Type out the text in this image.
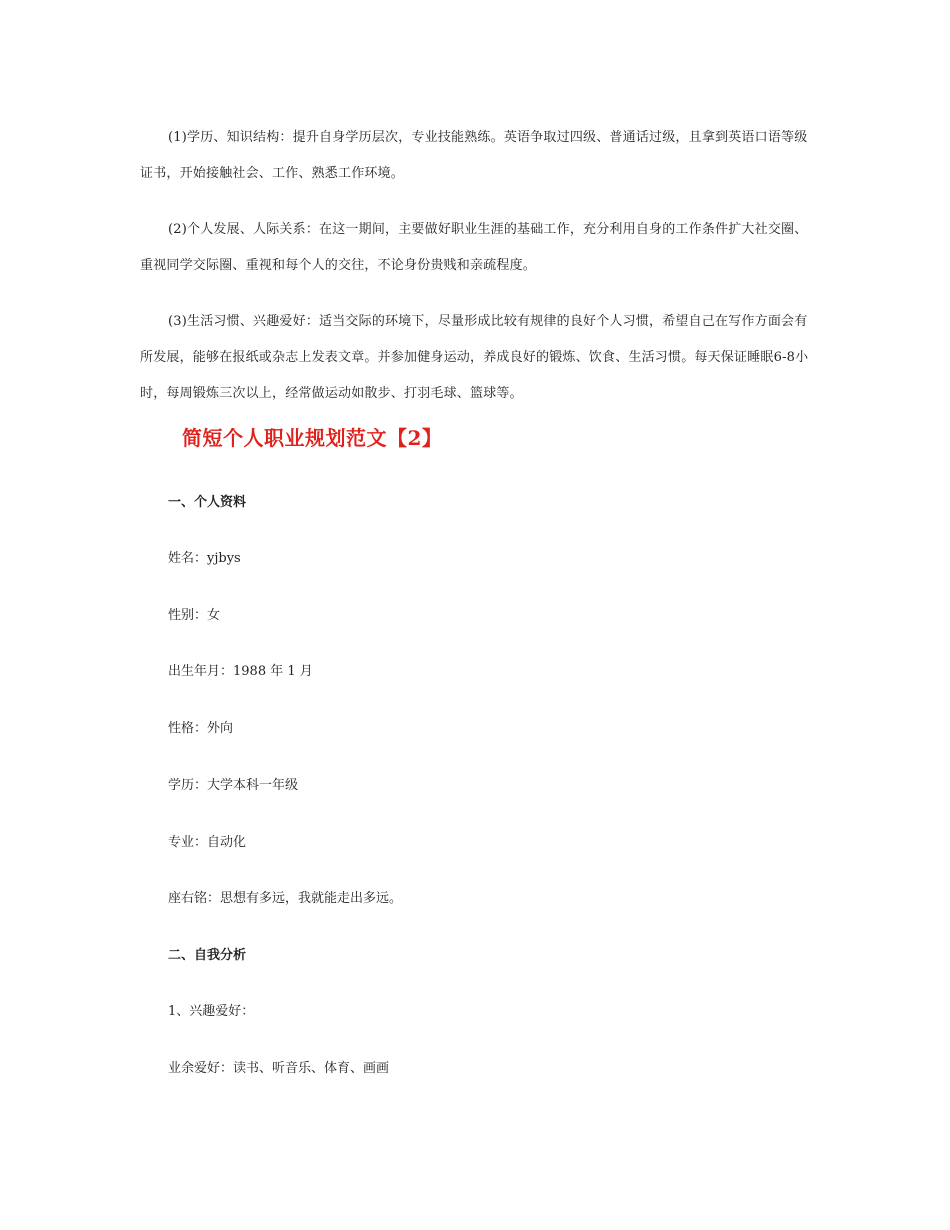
(1)学历、知识结构：提升自身学历层次，专业技能熟练。英语争取过四级、普通话过级，且拿到英语口语等级证书，开始接触社会、工作、熟悉工作环境。

(2)个人发展、人际关系：在这一期间，主要做好职业生涯的基础工作，充分利用自身的工作条件扩大社交圈、重视同学交际圈、重视和每个人的交往，不论身份贵贱和亲疏程度。

(3)生活习惯、兴趣爱好：适当交际的环境下，尽量形成比较有规律的良好个人习惯，希望自己在写作方面会有所发展，能够在报纸或杂志上发表文章。并参加健身运动，养成良好的锻炼、饮食、生活习惯。每天保证睡眠6-8小时，每周锻炼三次以上，经常做运动如散步、打羽毛球、篮球等。

简短个人职业规划范文【2】

一、个人资料

姓名：yjbys

性别：女

出生年月：1988 年 1 月

性格：外向

学历：大学本科一年级

专业：自动化

座右铭：思想有多远，我就能走出多远。

二、自我分析

1、兴趣爱好：

业余爱好：读书、听音乐、体育、画画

---+---

WHAT TO DO: Set down every record once more, word for word, without pictures.

WRITTEN RESPONSE:
Type out the text in this image.
(1)学历、知识结构：提升自身学历层次，专业技能熟练。英语争取过四级、普通话过级，且拿到英语口语等级证书，开始接触社会、工作、熟悉工作环境。

(2)个人发展、人际关系：在这一期间，主要做好职业生涯的基础工作，充分利用自身的工作条件扩大社交圈、重视同学交际圈、重视和每个人的交往，不论身份贵贱和亲疏程度。

(3)生活习惯、兴趣爱好：适当交际的环境下，尽量形成比较有规律的良好个人习惯，希望自己在写作方面会有所发展，能够在报纸或杂志上发表文章。并参加健身运动，养成良好的锻炼、饮食、生活习惯。每天保证睡眠6-8小时，每周锻炼三次以上，经常做运动如散步、打羽毛球、篮球等。

简短个人职业规划范文【2】

一、个人资料

姓名：yjbys

性别：女

出生年月：1988 年 1 月

性格：外向

学历：大学本科一年级

专业：自动化

座右铭：思想有多远，我就能走出多远。

二、自我分析

1、兴趣爱好：

业余爱好：读书、听音乐、体育、画画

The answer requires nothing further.